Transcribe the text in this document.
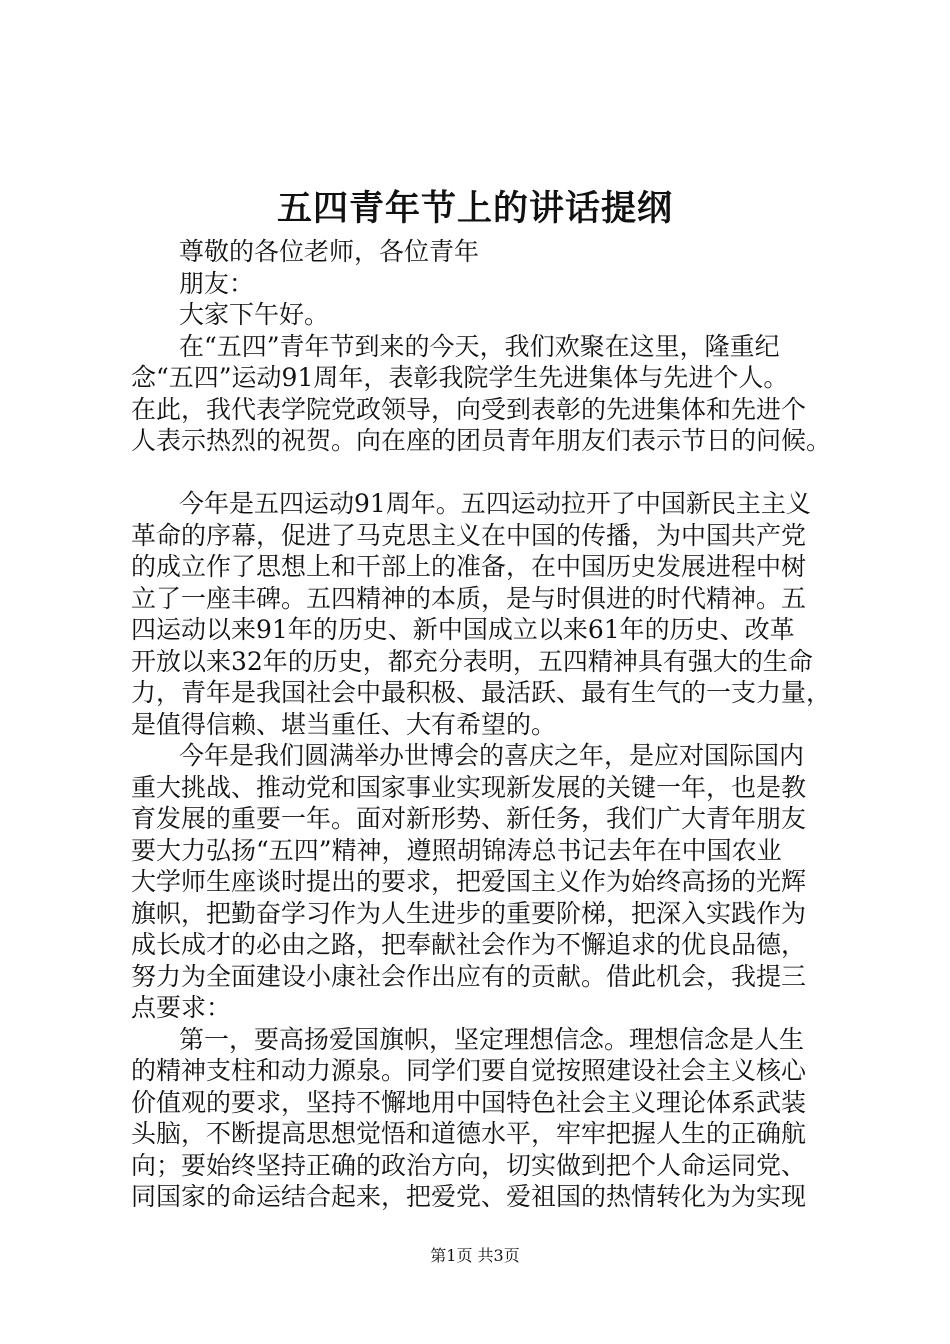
五四青年节上的讲话提纲
尊敬的各位老师，各位青年
朋友：
大家下午好。
在“五四”青年节到来的今天，我们欢聚在这里，隆重纪
念“五四”运动91周年，表彰我院学生先进集体与先进个人。
在此，我代表学院党政领导，向受到表彰的先进集体和先进个
人表示热烈的祝贺。向在座的团员青年朋友们表示节日的问候。
今年是五四运动91周年。五四运动拉开了中国新民主主义
革命的序幕，促进了马克思主义在中国的传播，为中国共产党
的成立作了思想上和干部上的准备，在中国历史发展进程中树
立了一座丰碑。五四精神的本质，是与时俱进的时代精神。五
四运动以来91年的历史、新中国成立以来61年的历史、改革
开放以来32年的历史，都充分表明，五四精神具有强大的生命
力，青年是我国社会中最积极、最活跃、最有生气的一支力量，
是值得信赖、堪当重任、大有希望的。
今年是我们圆满举办世博会的喜庆之年，是应对国际国内
重大挑战、推动党和国家事业实现新发展的关键一年，也是教
育发展的重要一年。面对新形势、新任务，我们广大青年朋友
要大力弘扬“五四”精神，遵照胡锦涛总书记去年在中国农业
大学师生座谈时提出的要求，把爱国主义作为始终高扬的光辉
旗帜，把勤奋学习作为人生进步的重要阶梯，把深入实践作为
成长成才的必由之路，把奉献社会作为不懈追求的优良品德，
努力为全面建设小康社会作出应有的贡献。借此机会，我提三
点要求：
第一，要高扬爱国旗帜，坚定理想信念。理想信念是人生
的精神支柱和动力源泉。同学们要自觉按照建设社会主义核心
价值观的要求，坚持不懈地用中国特色社会主义理论体系武装
头脑，不断提高思想觉悟和道德水平，牢牢把握人生的正确航
向；要始终坚持正确的政治方向，切实做到把个人命运同党、
同国家的命运结合起来，把爱党、爱祖国的热情转化为为实现
第1页 共3页
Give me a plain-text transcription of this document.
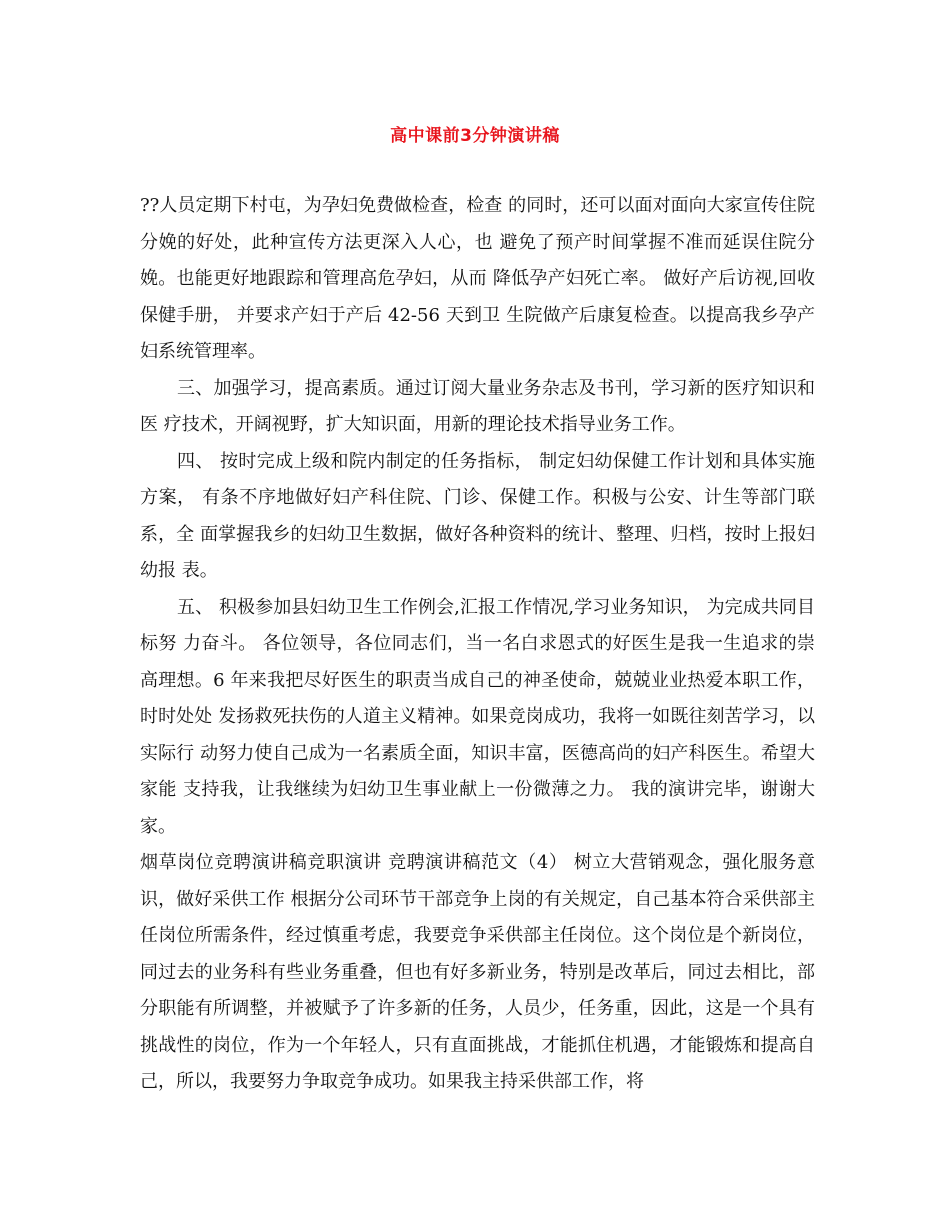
高中课前3分钟演讲稿

??人员定期下村屯，为孕妇免费做检查，检查 的同时，还可以面对面向大家宣传住院分娩的好处，此种宣传方法更深入人心，也 避免了预产时间掌握不准而延误住院分娩。也能更好地跟踪和管理高危孕妇，从而 降低孕产妇死亡率。 做好产后访视,回收保健手册， 并要求产妇于产后 42-56 天到卫 生院做产后康复检查。以提高我乡孕产妇系统管理率。

三、加强学习，提高素质。通过订阅大量业务杂志及书刊，学习新的医疗知识和医 疗技术，开阔视野，扩大知识面，用新的理论技术指导业务工作。

四、 按时完成上级和院内制定的任务指标， 制定妇幼保健工作计划和具体实施方案， 有条不序地做好妇产科住院、门诊、保健工作。积极与公安、计生等部门联系，全 面掌握我乡的妇幼卫生数据，做好各种资料的统计、整理、归档，按时上报妇幼报 表。

五、 积极参加县妇幼卫生工作例会,汇报工作情况,学习业务知识， 为完成共同目标努 力奋斗。 各位领导，各位同志们，当一名白求恩式的好医生是我一生追求的崇高理想。6 年来我把尽好医生的职责当成自己的神圣使命，兢兢业业热爱本职工作，时时处处 发扬救死扶伤的人道主义精神。如果竞岗成功，我将一如既往刻苦学习，以实际行 动努力使自己成为一名素质全面，知识丰富，医德高尚的妇产科医生。希望大家能 支持我，让我继续为妇幼卫生事业献上一份微薄之力。 我的演讲完毕，谢谢大家。

烟草岗位竞聘演讲稿竞职演讲 竞聘演讲稿范文（4） 树立大营销观念，强化服务意识，做好采供工作 根据分公司环节干部竞争上岗的有关规定，自己基本符合采供部主任岗位所需条件，经过慎重考虑，我要竞争采供部主任岗位。这个岗位是个新岗位，同过去的业务科有些业务重叠，但也有好多新业务，特别是改革后，同过去相比，部分职能有所调整，并被赋予了许多新的任务，人员少，任务重，因此，这是一个具有挑战性的岗位，作为一个年轻人，只有直面挑战，才能抓住机遇，才能锻炼和提高自己，所以，我要努力争取竞争成功。如果我主持采供部工作，将
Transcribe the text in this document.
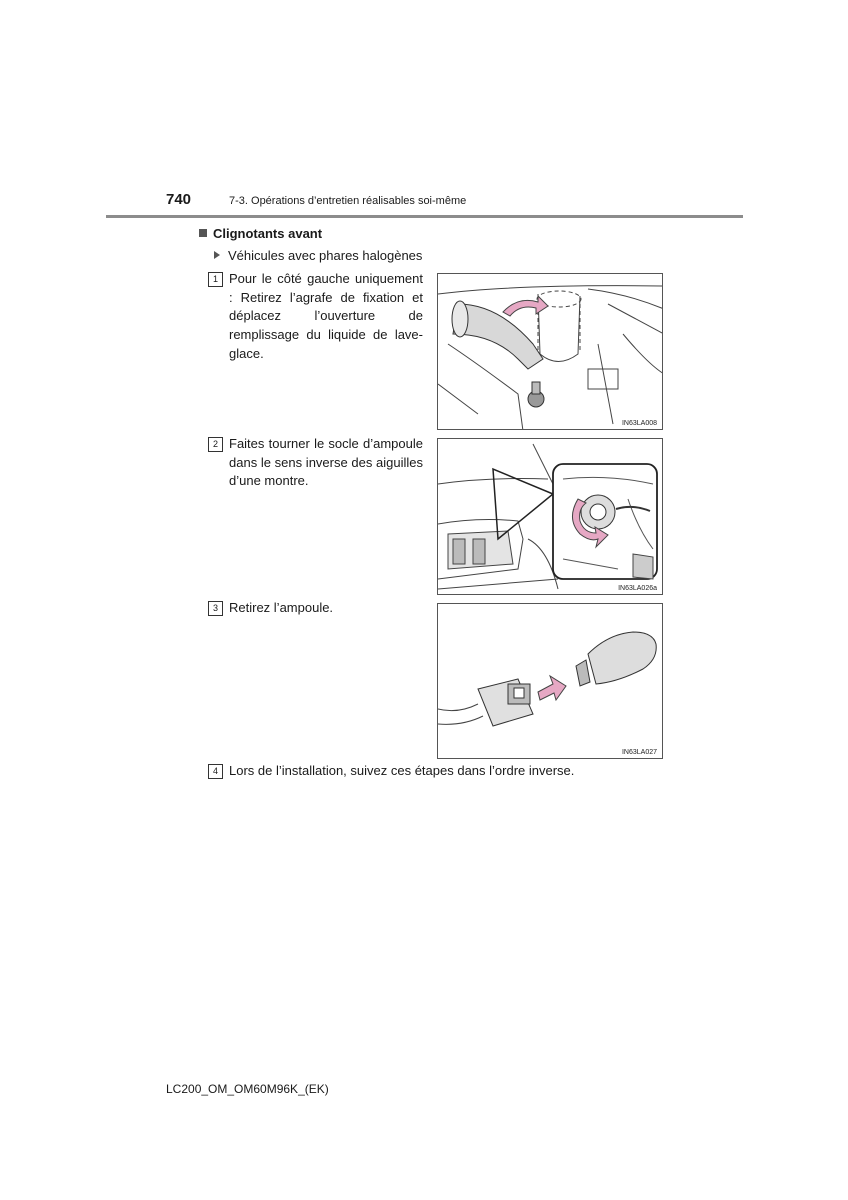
740	7-3. Opérations d’entretien réalisables soi-même
Clignotants avant
Véhicules avec phares halogènes
1 Pour le côté gauche uniquement : Retirez l’agrafe de fixation et déplacez l’ouverture de remplissage du liquide de lave-glace.
IN63LA008
2 Faites tourner le socle d’ampoule dans le sens inverse des aiguilles d’une montre.
IN63LA026a
3 Retirez l’ampoule.
IN63LA027
4 Lors de l’installation, suivez ces étapes dans l’ordre inverse.
LC200_OM_OM60M96K_(EK)
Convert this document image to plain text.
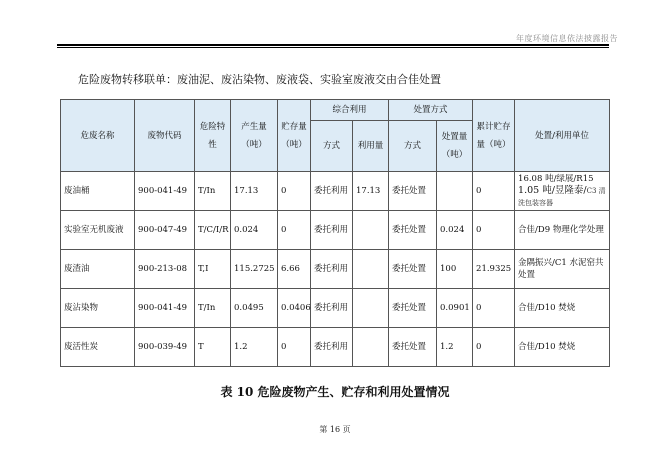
年度环境信息依法披露报告
危险废物转移联单：废油泥、废沾染物、废液袋、实验室废液交由合佳处置
危废名称	废物代码	危险特性	产生量（吨）	贮存量（吨）	综合利用		处置方式		累计贮存量（吨）	处置/利用单位
					方式	利用量	方式	处置量（吨）		
废油桶	900-041-49	T/In	17.13	0	委托利用	17.13	委托处置		0	16.08 吨/绿展/R15
1.05 吨/昱隆泰/C3 清洗包装容器

实验室无机废液	900-047-49	T/C/I/R	0.024	0	委托利用		委托处置	0.024	0	合佳/D9 物理化学处理
废渣油	900-213-08	T,I	115.2725	6.66	委托利用		委托处置	100	21.9325	金隅振兴/C1 水泥窑共处置
废沾染物	900-041-49	T/In	0.0495	0.0406	委托利用		委托处置	0.0901	0	合佳/D10 焚烧
废活性炭	900-039-49	T	1.2	0	委托利用		委托处置	1.2	0	合佳/D10 焚烧
表 10 危险废物产生、贮存和利用处置情况
第 16 页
════════════════
* _Task objective_
Without the images, write out each line of the data verbatim.

* _Solution for this task_
Transcribe the text in this document.
五四青年节上的讲话提纲
尊敬的各位老师，各位青年
朋友：
大家下午好。
在“五四”青年节到来的今天，我们欢聚在这里，隆重纪
念“五四”运动91周年，表彰我院学生先进集体与先进个人。
在此，我代表学院党政领导，向受到表彰的先进集体和先进个
人表示热烈的祝贺。向在座的团员青年朋友们表示节日的问候。
今年是五四运动91周年。五四运动拉开了中国新民主主义
革命的序幕，促进了马克思主义在中国的传播，为中国共产党
的成立作了思想上和干部上的准备，在中国历史发展进程中树
立了一座丰碑。五四精神的本质，是与时俱进的时代精神。五
四运动以来91年的历史、新中国成立以来61年的历史、改革
开放以来32年的历史，都充分表明，五四精神具有强大的生命
力，青年是我国社会中最积极、最活跃、最有生气的一支力量，
是值得信赖、堪当重任、大有希望的。
今年是我们圆满举办世博会的喜庆之年，是应对国际国内
重大挑战、推动党和国家事业实现新发展的关键一年，也是教
育发展的重要一年。面对新形势、新任务，我们广大青年朋友
要大力弘扬“五四”精神，遵照胡锦涛总书记去年在中国农业
大学师生座谈时提出的要求，把爱国主义作为始终高扬的光辉
旗帜，把勤奋学习作为人生进步的重要阶梯，把深入实践作为
成长成才的必由之路，把奉献社会作为不懈追求的优良品德，
努力为全面建设小康社会作出应有的贡献。借此机会，我提三
点要求：
第一，要高扬爱国旗帜，坚定理想信念。理想信念是人生
的精神支柱和动力源泉。同学们要自觉按照建设社会主义核心
价值观的要求，坚持不懈地用中国特色社会主义理论体系武装
头脑，不断提高思想觉悟和道德水平，牢牢把握人生的正确航
向；要始终坚持正确的政治方向，切实做到把个人命运同党、
同国家的命运结合起来，把爱党、爱祖国的热情转化为为实现
第1页 共3页
Give me a plain-text transcription of this document.
高中课前3分钟演讲稿

??人员定期下村屯，为孕妇免费做检查，检查 的同时，还可以面对面向大家宣传住院分娩的好处，此种宣传方法更深入人心，也 避免了预产时间掌握不准而延误住院分娩。也能更好地跟踪和管理高危孕妇，从而 降低孕产妇死亡率。 做好产后访视,回收保健手册， 并要求产妇于产后 42-56 天到卫 生院做产后康复检查。以提高我乡孕产妇系统管理率。

三、加强学习，提高素质。通过订阅大量业务杂志及书刊，学习新的医疗知识和医 疗技术，开阔视野，扩大知识面，用新的理论技术指导业务工作。

四、 按时完成上级和院内制定的任务指标， 制定妇幼保健工作计划和具体实施方案， 有条不序地做好妇产科住院、门诊、保健工作。积极与公安、计生等部门联系，全 面掌握我乡的妇幼卫生数据，做好各种资料的统计、整理、归档，按时上报妇幼报 表。

五、 积极参加县妇幼卫生工作例会,汇报工作情况,学习业务知识， 为完成共同目标努 力奋斗。 各位领导，各位同志们，当一名白求恩式的好医生是我一生追求的崇高理想。6 年来我把尽好医生的职责当成自己的神圣使命，兢兢业业热爱本职工作，时时处处 发扬救死扶伤的人道主义精神。如果竞岗成功，我将一如既往刻苦学习，以实际行 动努力使自己成为一名素质全面，知识丰富，医德高尚的妇产科医生。希望大家能 支持我，让我继续为妇幼卫生事业献上一份微薄之力。 我的演讲完毕，谢谢大家。

烟草岗位竞聘演讲稿竞职演讲 竞聘演讲稿范文（4） 树立大营销观念，强化服务意识，做好采供工作 根据分公司环节干部竞争上岗的有关规定，自己基本符合采供部主任岗位所需条件，经过慎重考虑，我要竞争采供部主任岗位。这个岗位是个新岗位，同过去的业务科有些业务重叠，但也有好多新业务，特别是改革后，同过去相比，部分职能有所调整，并被赋予了许多新的任务，人员少，任务重，因此，这是一个具有挑战性的岗位，作为一个年轻人，只有直面挑战，才能抓住机遇，才能锻炼和提高自己，所以，我要努力争取竞争成功。如果我主持采供部工作，将
Transcribe the text in this document.
740	7-3. Opérations d’entretien réalisables soi-même
Clignotants avant
Véhicules avec phares halogènes
1 Pour le côté gauche uniquement : Retirez l’agrafe de fixation et déplacez l’ouverture de remplissage du liquide de lave-glace.
IN63LA008
2 Faites tourner le socle d’ampoule dans le sens inverse des aiguilles d’une montre.
IN63LA026a
3 Retirez l’ampoule.
IN63LA027
4 Lors de l’installation, suivez ces étapes dans l’ordre inverse.
LC200_OM_OM60M96K_(EK)
Convert this document image to plain text.
年度环境信息依法披露报告
危险废物转移联单：废油泥、废沾染物、废液袋、实验室废液交由合佳处置
危废名称	废物代码	危险特性	产生量（吨）	贮存量（吨）	综合利用		处置方式		累计贮存量（吨）	处置/利用单位
					方式	利用量	方式	处置量（吨）		
废油桶	900-041-49	T/In	17.13	0	委托利用	17.13	委托处置		0	16.08 吨/绿展/R15
1.05 吨/昱隆泰/C3 清洗包装容器

实验室无机废液	900-047-49	T/C/I/R	0.024	0	委托利用		委托处置	0.024	0	合佳/D9 物理化学处理
废渣油	900-213-08	T,I	115.2725	6.66	委托利用		委托处置	100	21.9325	金隅振兴/C1 水泥窑共处置
废沾染物	900-041-49	T/In	0.0495	0.0406	委托利用		委托处置	0.0901	0	合佳/D10 焚烧
废活性炭	900-039-49	T	1.2	0	委托利用		委托处置	1.2	0	合佳/D10 焚烧
表 10 危险废物产生、贮存和利用处置情况
第 16 页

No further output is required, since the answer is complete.